===== The input

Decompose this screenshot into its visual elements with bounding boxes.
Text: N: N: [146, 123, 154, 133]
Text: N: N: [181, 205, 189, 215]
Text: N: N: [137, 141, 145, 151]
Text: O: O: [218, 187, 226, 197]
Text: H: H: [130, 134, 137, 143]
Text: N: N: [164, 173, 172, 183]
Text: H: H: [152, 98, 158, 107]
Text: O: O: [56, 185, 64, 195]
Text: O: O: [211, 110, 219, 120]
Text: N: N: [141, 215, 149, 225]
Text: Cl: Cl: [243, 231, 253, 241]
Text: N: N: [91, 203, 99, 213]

==========

Rewrite the items above, swapping "bounding boxes" for "box coordinates" and leaving everything else unchanged.

Decompose this screenshot into its visual elements with box coordinates.
Text: N: N: [146, 123, 154, 133]
Text: N: N: [181, 205, 189, 215]
Text: N: N: [137, 141, 145, 151]
Text: O: O: [218, 187, 226, 197]
Text: H: H: [130, 134, 137, 143]
Text: N: N: [164, 173, 172, 183]
Text: H: H: [152, 98, 158, 107]
Text: O: O: [56, 185, 64, 195]
Text: O: O: [211, 110, 219, 120]
Text: N: N: [141, 215, 149, 225]
Text: Cl: Cl: [243, 231, 253, 241]
Text: N: N: [91, 203, 99, 213]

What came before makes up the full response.